Records contained in a dataset
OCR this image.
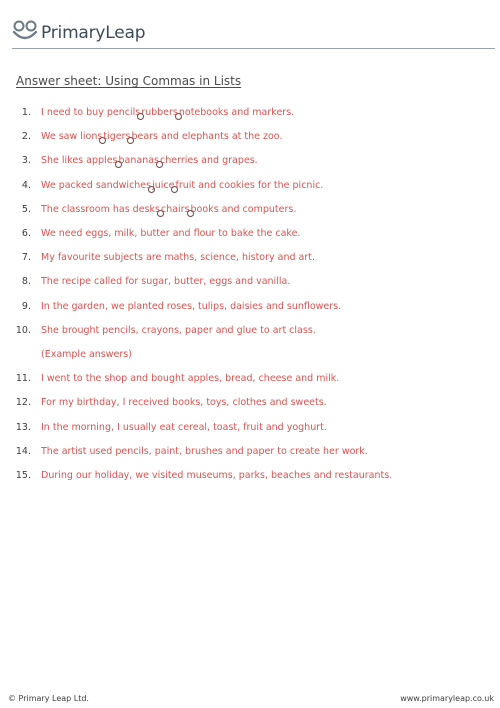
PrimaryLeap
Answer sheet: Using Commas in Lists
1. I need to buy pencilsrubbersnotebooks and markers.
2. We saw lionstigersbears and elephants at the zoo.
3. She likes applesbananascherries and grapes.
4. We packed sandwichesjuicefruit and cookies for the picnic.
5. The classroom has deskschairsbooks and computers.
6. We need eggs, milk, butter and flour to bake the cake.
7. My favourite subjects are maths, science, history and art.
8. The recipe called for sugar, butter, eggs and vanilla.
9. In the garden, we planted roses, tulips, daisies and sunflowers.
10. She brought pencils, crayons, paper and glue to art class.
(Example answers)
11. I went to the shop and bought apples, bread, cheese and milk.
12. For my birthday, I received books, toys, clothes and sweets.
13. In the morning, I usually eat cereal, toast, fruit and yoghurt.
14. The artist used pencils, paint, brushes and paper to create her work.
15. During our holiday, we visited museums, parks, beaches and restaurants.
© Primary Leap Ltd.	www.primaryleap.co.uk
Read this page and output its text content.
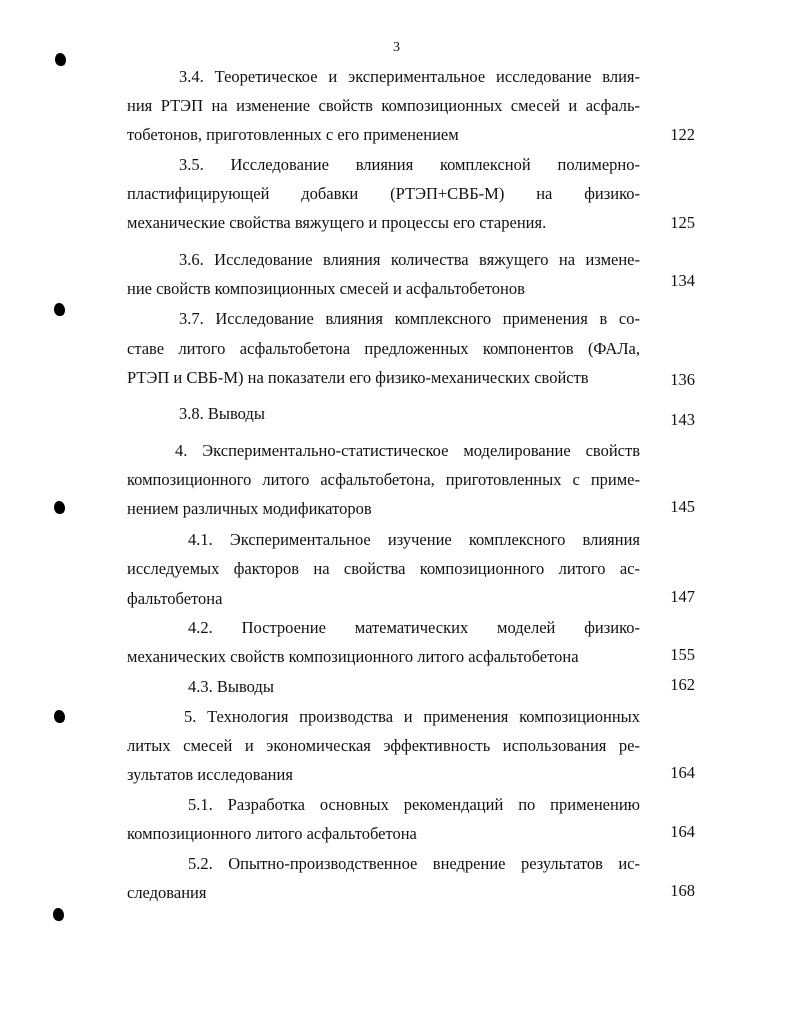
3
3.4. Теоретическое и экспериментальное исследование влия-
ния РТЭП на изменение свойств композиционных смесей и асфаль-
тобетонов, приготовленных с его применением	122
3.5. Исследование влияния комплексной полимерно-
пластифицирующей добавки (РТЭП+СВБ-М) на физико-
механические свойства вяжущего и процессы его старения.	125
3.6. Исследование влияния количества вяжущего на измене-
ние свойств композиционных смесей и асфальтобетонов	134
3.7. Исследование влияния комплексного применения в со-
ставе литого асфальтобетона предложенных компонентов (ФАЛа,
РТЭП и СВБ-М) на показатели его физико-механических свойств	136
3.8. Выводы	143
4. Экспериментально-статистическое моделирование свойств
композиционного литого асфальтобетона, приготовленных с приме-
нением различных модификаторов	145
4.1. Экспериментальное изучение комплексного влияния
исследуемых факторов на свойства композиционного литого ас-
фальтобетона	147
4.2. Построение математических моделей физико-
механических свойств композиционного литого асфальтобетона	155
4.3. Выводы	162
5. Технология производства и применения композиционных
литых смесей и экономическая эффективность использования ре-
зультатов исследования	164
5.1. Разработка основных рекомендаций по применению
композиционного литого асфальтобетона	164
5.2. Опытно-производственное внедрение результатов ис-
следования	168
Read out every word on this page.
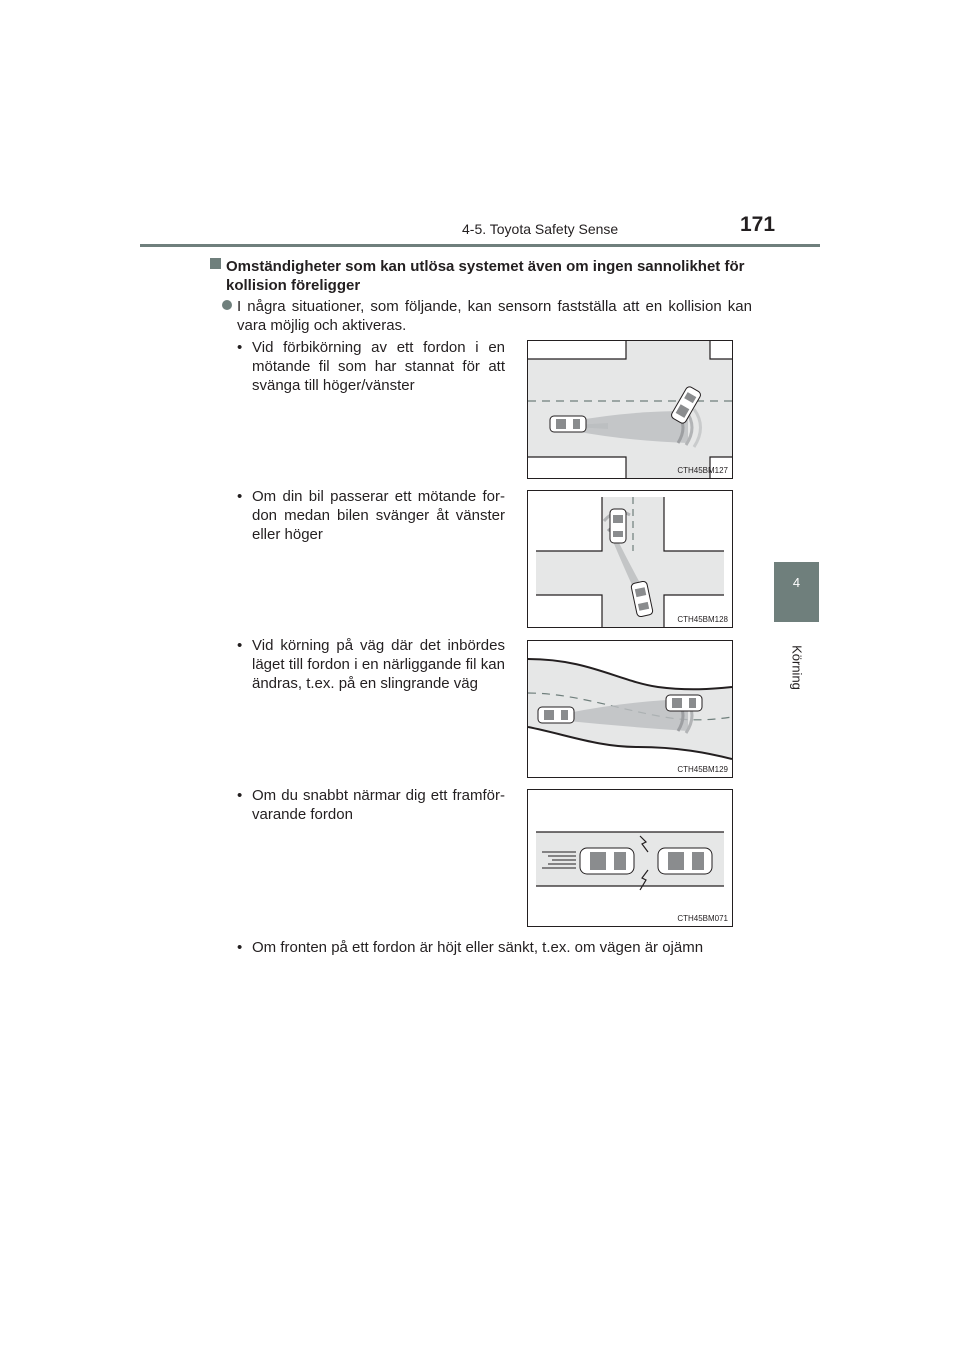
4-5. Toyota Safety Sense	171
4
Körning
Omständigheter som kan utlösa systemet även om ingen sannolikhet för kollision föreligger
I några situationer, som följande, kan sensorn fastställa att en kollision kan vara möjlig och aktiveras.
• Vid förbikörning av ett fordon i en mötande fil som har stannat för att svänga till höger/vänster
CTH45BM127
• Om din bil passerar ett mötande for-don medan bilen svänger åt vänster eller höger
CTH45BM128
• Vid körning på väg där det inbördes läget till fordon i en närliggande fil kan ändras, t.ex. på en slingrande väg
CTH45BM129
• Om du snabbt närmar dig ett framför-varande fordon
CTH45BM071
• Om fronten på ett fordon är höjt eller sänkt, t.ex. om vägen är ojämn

_WHAT THE EXERCISE ASKS_. Reproduce the material in full, word for word, and omit the pictures.

_WRITTEN RESPONSE_.
OCR this image.
PrimaryLeap
Answer sheet: Using Commas in Lists
1. I need to buy pencilsrubbersnotebooks and markers.
2. We saw lionstigersbears and elephants at the zoo.
3. She likes applesbananascherries and grapes.
4. We packed sandwichesjuicefruit and cookies for the picnic.
5. The classroom has deskschairsbooks and computers.
6. We need eggs, milk, butter and flour to bake the cake.
7. My favourite subjects are maths, science, history and art.
8. The recipe called for sugar, butter, eggs and vanilla.
9. In the garden, we planted roses, tulips, daisies and sunflowers.
10. She brought pencils, crayons, paper and glue to art class.
(Example answers)
11. I went to the shop and bought apples, bread, cheese and milk.
12. For my birthday, I received books, toys, clothes and sweets.
13. In the morning, I usually eat cereal, toast, fruit and yoghurt.
14. The artist used pencils, paint, brushes and paper to create her work.
15. During our holiday, we visited museums, parks, beaches and restaurants.
© Primary Leap Ltd.	www.primaryleap.co.uk
Read this page and output its text content.
3
3.4. Теоретическое и экспериментальное исследование влия-
ния РТЭП на изменение свойств композиционных смесей и асфаль-
тобетонов, приготовленных с его применением	122
3.5. Исследование влияния комплексной полимерно-
пластифицирующей добавки (РТЭП+СВБ-М) на физико-
механические свойства вяжущего и процессы его старения.	125
3.6. Исследование влияния количества вяжущего на измене-
ние свойств композиционных смесей и асфальтобетонов	134
3.7. Исследование влияния комплексного применения в со-
ставе литого асфальтобетона предложенных компонентов (ФАЛа,
РТЭП и СВБ-М) на показатели его физико-механических свойств	136
3.8. Выводы	143
4. Экспериментально-статистическое моделирование свойств
композиционного литого асфальтобетона, приготовленных с приме-
нением различных модификаторов	145
4.1. Экспериментальное изучение комплексного влияния
исследуемых факторов на свойства композиционного литого ас-
фальтобетона	147
4.2. Построение математических моделей физико-
механических свойств композиционного литого асфальтобетона	155
4.3. Выводы	162
5. Технология производства и применения композиционных
литых смесей и экономическая эффективность использования ре-
зультатов исследования	164
5.1. Разработка основных рекомендаций по применению
композиционного литого асфальтобетона	164
5.2. Опытно-производственное внедрение результатов ис-
следования	168
Read out every word on this page.
4-5. Toyota Safety Sense	171
4
Körning
Omständigheter som kan utlösa systemet även om ingen sannolikhet för kollision föreligger
I några situationer, som följande, kan sensorn fastställa att en kollision kan vara möjlig och aktiveras.
• Vid förbikörning av ett fordon i en mötande fil som har stannat för att svänga till höger/vänster
CTH45BM127
• Om din bil passerar ett mötande for-don medan bilen svänger åt vänster eller höger
CTH45BM128
• Vid körning på väg där det inbördes läget till fordon i en närliggande fil kan ändras, t.ex. på en slingrande väg
CTH45BM129
• Om du snabbt närmar dig ett framför-varande fordon
CTH45BM071
• Om fronten på ett fordon är höjt eller sänkt, t.ex. om vägen är ojämn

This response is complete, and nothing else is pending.